Directions: Your answer should be a single number: the count of lines that hold the word "What".

Dataset excerpts:
----------
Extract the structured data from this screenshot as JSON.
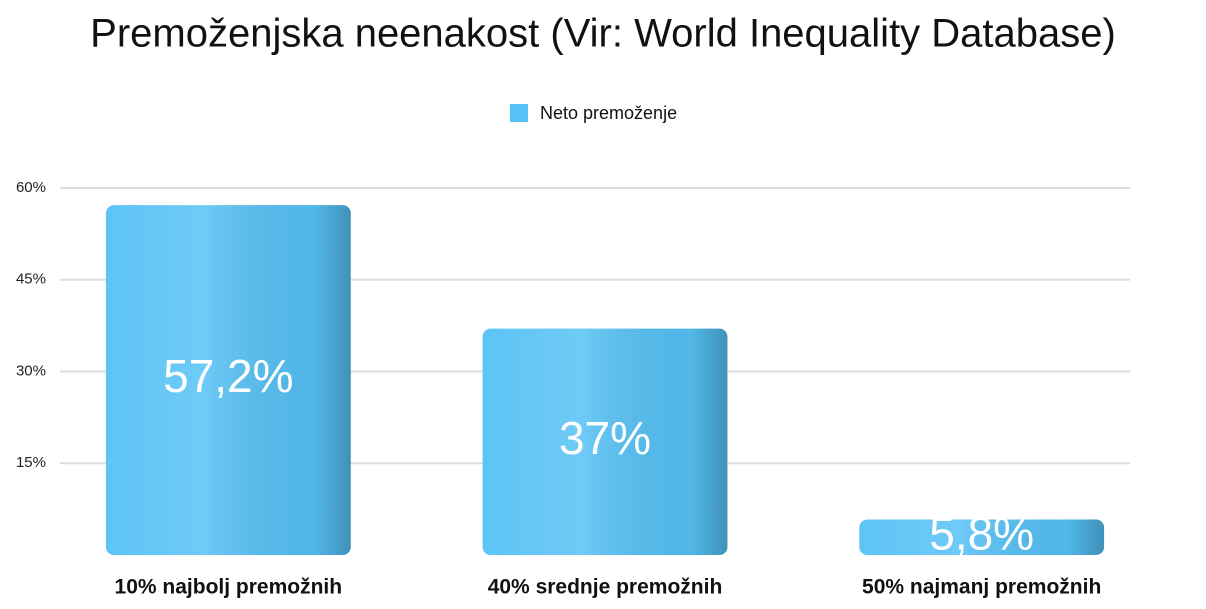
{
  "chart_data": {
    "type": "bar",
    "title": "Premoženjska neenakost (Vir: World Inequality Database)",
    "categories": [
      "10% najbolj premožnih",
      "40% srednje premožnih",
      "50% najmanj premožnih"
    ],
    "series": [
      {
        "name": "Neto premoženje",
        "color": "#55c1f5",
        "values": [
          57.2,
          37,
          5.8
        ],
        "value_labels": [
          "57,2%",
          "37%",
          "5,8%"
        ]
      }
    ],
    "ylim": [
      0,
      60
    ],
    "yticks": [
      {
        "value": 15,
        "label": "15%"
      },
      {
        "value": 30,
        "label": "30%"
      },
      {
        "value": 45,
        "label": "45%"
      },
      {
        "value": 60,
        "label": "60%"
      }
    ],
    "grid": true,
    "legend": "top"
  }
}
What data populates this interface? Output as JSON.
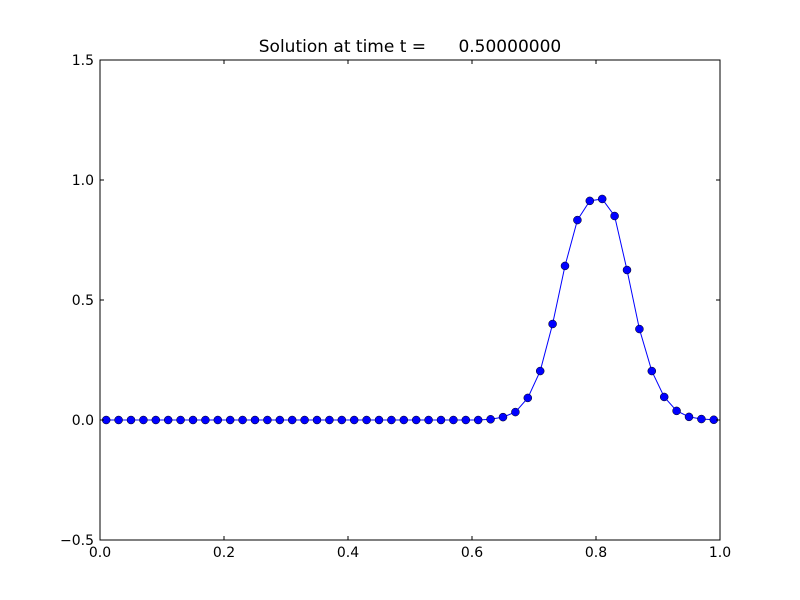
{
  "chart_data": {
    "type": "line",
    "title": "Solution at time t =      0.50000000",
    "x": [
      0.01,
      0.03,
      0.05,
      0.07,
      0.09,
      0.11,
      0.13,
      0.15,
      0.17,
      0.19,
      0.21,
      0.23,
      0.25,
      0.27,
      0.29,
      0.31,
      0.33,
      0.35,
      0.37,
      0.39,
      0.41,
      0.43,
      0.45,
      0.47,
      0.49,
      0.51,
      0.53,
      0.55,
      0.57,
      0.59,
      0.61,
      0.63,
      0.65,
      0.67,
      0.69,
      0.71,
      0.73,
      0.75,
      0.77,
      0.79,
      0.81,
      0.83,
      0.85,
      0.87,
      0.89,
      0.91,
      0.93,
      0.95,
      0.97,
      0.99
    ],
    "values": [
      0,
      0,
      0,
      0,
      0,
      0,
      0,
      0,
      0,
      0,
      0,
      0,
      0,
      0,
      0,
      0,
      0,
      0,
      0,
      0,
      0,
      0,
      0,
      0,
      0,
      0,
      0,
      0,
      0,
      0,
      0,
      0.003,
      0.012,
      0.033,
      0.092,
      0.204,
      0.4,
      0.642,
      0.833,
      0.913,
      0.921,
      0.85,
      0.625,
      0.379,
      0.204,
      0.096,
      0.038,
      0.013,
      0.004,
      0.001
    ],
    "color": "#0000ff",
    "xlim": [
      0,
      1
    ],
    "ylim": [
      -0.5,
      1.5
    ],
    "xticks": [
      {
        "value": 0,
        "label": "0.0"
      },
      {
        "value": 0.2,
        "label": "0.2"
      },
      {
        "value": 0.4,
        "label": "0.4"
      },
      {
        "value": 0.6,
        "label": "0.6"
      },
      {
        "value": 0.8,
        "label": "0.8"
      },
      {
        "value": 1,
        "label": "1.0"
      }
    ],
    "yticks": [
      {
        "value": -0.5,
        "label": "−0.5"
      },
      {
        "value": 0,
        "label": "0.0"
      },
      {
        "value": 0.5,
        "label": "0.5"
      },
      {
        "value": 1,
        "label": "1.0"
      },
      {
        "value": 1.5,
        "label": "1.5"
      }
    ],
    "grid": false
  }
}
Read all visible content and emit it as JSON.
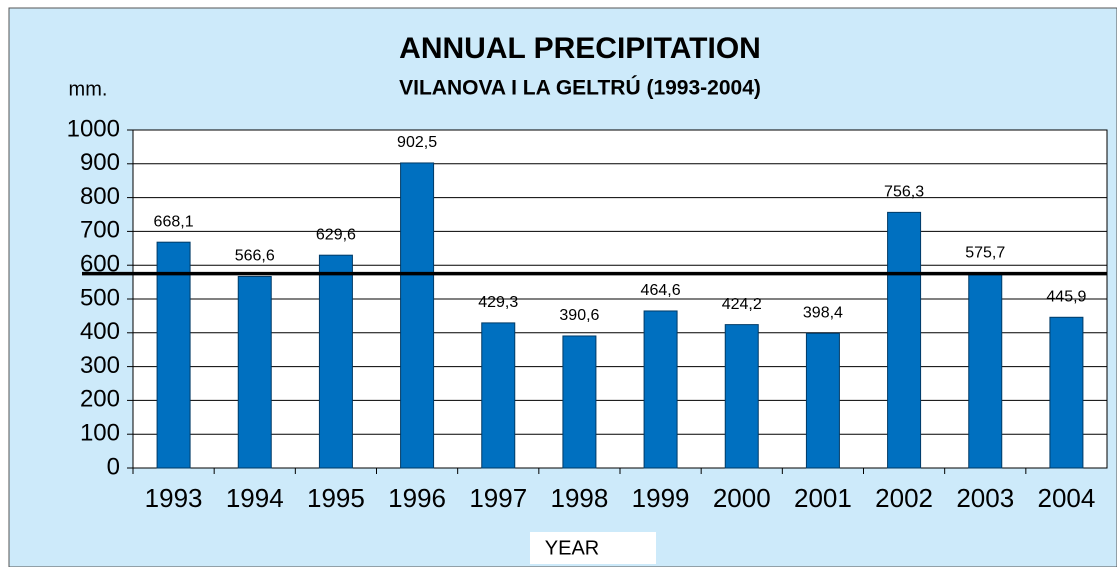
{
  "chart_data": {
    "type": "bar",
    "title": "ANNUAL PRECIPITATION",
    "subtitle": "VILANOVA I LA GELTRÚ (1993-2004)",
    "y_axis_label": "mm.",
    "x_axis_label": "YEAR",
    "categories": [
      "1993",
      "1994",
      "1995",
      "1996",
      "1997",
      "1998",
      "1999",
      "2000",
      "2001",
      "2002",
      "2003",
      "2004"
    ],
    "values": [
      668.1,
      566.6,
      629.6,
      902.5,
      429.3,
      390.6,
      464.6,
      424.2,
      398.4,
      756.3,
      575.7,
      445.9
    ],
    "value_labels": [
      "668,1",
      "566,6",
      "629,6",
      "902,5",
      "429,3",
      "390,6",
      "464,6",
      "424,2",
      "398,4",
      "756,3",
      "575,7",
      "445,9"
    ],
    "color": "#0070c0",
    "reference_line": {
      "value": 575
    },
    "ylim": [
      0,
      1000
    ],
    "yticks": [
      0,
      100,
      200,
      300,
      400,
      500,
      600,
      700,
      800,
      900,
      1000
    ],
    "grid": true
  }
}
----------
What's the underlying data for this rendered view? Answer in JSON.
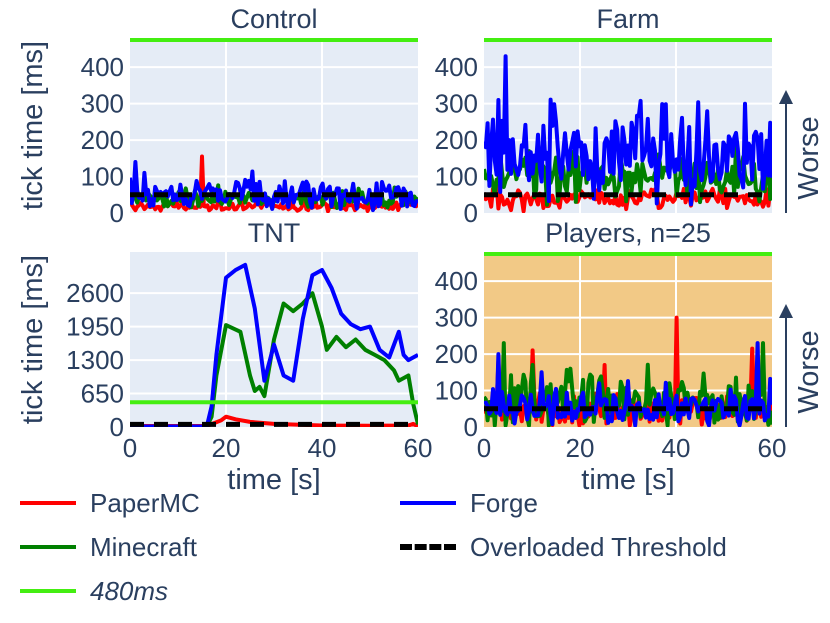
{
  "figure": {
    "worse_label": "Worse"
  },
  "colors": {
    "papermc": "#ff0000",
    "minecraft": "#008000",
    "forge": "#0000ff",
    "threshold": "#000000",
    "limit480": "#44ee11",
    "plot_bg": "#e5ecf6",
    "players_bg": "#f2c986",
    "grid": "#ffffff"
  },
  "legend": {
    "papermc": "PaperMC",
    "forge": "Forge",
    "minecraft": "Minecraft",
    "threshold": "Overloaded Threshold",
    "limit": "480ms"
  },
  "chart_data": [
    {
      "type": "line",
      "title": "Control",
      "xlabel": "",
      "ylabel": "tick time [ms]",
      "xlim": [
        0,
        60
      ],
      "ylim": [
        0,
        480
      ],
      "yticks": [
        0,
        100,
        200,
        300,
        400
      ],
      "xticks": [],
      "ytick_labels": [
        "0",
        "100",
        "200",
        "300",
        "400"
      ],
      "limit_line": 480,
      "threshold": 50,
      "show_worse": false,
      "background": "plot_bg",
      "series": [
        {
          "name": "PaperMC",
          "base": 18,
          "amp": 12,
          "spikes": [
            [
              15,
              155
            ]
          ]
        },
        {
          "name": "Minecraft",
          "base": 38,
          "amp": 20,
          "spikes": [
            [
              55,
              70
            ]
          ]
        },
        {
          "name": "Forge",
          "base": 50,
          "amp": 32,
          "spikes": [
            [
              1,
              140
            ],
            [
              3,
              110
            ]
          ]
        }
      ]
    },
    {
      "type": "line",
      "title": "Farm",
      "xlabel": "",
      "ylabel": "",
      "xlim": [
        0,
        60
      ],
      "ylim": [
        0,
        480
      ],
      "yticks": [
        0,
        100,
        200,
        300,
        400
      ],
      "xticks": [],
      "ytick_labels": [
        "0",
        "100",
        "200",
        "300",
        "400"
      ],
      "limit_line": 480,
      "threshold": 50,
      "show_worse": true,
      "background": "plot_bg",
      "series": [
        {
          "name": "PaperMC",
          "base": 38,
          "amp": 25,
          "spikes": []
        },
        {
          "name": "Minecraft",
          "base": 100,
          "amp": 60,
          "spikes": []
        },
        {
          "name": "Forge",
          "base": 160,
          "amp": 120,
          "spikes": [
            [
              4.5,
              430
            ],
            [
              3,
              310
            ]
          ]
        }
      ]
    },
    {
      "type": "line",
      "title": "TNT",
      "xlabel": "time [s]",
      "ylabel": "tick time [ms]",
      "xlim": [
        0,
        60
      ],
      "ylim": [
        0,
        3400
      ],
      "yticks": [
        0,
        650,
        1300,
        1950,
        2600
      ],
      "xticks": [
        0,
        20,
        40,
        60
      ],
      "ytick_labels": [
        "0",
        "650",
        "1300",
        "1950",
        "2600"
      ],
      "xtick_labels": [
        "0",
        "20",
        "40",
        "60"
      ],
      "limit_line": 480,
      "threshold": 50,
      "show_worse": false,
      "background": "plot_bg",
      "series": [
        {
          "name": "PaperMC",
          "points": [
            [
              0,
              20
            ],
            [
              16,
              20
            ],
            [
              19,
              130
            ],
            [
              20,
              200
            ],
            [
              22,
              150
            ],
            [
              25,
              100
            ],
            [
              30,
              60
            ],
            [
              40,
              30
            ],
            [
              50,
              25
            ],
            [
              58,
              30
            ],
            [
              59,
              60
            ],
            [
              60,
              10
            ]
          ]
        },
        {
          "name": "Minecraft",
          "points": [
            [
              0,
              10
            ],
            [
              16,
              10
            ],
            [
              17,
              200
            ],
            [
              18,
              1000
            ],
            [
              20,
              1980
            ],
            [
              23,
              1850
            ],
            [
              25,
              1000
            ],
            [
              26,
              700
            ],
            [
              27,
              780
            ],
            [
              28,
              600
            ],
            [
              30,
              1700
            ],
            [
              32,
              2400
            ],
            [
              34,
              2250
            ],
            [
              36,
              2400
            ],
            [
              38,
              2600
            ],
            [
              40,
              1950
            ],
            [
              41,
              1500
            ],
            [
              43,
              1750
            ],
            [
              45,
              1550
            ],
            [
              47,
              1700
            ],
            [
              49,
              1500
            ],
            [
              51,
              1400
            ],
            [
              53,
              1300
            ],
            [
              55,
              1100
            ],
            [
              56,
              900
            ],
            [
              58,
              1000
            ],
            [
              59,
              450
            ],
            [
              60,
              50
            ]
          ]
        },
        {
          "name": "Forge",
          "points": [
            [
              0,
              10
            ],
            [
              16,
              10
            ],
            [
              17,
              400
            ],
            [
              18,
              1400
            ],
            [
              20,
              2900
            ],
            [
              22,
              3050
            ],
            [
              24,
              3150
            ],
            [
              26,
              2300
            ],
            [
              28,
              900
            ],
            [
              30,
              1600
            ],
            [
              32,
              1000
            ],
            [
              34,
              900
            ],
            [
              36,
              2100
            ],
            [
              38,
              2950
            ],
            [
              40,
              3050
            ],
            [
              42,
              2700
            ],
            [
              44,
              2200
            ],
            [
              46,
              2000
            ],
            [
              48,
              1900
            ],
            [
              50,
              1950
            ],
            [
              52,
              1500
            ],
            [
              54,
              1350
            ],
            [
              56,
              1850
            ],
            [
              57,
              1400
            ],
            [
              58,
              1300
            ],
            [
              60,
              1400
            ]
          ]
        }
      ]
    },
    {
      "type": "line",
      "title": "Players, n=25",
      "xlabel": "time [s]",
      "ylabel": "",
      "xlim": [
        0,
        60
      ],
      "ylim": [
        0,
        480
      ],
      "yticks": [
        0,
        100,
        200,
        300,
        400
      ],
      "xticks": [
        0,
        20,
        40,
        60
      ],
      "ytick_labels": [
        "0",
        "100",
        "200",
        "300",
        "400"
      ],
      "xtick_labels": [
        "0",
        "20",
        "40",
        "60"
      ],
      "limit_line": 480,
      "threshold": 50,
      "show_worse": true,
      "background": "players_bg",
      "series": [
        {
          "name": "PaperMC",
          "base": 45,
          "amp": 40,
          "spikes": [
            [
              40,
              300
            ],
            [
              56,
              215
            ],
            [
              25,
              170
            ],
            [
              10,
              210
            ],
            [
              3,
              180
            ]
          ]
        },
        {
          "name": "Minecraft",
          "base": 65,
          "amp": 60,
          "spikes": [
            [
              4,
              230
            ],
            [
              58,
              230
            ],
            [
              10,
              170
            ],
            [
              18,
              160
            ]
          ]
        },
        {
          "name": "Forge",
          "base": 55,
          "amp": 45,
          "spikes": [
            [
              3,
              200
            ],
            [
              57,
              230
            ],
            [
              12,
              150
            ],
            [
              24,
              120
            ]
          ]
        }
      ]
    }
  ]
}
----------
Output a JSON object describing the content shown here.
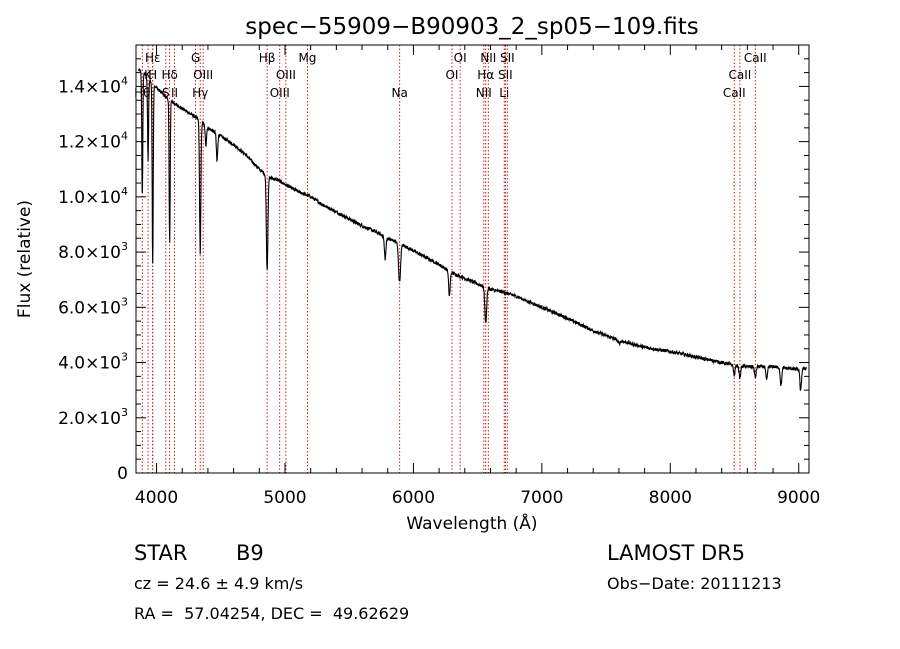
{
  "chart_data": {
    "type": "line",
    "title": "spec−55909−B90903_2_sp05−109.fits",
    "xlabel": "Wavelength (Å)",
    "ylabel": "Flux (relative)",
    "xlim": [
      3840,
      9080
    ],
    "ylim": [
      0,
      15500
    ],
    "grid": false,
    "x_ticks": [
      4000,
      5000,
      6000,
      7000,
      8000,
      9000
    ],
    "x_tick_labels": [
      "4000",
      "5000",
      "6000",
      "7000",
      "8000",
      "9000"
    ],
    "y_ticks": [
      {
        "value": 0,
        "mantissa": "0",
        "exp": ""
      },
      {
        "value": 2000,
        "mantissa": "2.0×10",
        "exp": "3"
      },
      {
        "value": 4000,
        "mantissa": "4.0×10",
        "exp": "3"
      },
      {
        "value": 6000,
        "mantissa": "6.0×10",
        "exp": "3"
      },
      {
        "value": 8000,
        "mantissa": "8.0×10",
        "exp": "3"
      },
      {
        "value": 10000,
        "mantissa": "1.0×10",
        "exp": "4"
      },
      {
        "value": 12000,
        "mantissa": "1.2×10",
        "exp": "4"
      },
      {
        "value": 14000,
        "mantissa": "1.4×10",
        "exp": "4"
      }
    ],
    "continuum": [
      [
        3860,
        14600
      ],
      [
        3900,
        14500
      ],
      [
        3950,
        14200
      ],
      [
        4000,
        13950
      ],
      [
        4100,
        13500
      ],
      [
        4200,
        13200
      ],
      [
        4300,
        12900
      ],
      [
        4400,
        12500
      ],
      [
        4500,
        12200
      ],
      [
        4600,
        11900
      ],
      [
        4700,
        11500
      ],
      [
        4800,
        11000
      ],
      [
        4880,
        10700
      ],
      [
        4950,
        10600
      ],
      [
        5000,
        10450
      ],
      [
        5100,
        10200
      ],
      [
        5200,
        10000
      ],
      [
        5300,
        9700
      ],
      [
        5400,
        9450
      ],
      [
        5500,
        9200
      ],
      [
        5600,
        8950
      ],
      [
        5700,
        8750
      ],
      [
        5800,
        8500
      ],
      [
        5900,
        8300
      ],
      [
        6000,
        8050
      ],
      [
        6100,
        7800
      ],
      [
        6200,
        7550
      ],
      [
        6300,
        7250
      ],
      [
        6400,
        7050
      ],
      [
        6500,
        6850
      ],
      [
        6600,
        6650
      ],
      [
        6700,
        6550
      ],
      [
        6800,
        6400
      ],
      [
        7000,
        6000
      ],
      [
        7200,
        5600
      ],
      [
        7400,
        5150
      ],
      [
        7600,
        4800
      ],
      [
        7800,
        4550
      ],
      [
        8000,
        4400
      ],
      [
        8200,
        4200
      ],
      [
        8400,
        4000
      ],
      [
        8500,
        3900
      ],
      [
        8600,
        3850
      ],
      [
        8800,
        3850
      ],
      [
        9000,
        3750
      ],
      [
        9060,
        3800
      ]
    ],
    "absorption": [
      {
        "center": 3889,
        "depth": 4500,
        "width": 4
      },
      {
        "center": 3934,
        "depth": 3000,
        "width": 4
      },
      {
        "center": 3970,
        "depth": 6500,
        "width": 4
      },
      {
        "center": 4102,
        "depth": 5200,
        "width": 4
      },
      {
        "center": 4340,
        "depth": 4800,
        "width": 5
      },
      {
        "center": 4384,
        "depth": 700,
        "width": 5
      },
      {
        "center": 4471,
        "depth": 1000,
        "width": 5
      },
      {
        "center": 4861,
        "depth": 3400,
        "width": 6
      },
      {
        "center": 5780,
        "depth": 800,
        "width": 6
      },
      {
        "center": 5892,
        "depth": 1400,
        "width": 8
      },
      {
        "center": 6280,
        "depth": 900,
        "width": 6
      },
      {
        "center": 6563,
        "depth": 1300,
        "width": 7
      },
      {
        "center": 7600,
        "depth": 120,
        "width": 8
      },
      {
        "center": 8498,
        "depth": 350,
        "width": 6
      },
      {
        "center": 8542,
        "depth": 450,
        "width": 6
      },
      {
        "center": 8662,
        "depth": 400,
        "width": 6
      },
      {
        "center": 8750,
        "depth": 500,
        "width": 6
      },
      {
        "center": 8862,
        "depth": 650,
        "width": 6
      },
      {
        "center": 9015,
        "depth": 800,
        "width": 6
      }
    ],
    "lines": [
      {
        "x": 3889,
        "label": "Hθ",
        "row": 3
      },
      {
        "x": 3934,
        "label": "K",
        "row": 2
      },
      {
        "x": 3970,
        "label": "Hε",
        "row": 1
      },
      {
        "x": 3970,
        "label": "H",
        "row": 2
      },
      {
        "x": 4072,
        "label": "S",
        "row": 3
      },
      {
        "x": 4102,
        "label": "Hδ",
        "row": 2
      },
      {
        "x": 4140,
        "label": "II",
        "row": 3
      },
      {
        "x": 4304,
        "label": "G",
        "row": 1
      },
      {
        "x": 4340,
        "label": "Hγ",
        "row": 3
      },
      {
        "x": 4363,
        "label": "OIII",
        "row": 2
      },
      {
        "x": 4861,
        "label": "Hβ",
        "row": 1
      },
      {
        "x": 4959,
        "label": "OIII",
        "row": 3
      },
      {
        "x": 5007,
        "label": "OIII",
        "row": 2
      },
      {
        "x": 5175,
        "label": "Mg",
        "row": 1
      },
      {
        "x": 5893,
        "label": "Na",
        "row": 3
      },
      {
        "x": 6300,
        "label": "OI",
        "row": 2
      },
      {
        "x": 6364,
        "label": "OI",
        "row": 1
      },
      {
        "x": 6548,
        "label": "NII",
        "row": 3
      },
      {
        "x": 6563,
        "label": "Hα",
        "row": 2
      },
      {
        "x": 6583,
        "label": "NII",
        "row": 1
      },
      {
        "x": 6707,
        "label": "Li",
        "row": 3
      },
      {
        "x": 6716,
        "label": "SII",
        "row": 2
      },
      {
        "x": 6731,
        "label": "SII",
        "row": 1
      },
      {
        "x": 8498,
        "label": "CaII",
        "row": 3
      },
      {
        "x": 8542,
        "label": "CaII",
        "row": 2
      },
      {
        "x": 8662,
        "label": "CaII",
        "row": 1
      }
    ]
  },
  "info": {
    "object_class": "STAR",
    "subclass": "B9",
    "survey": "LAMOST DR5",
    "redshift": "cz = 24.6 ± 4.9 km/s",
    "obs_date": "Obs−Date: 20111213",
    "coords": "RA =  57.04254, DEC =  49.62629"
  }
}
----------
Written response: 2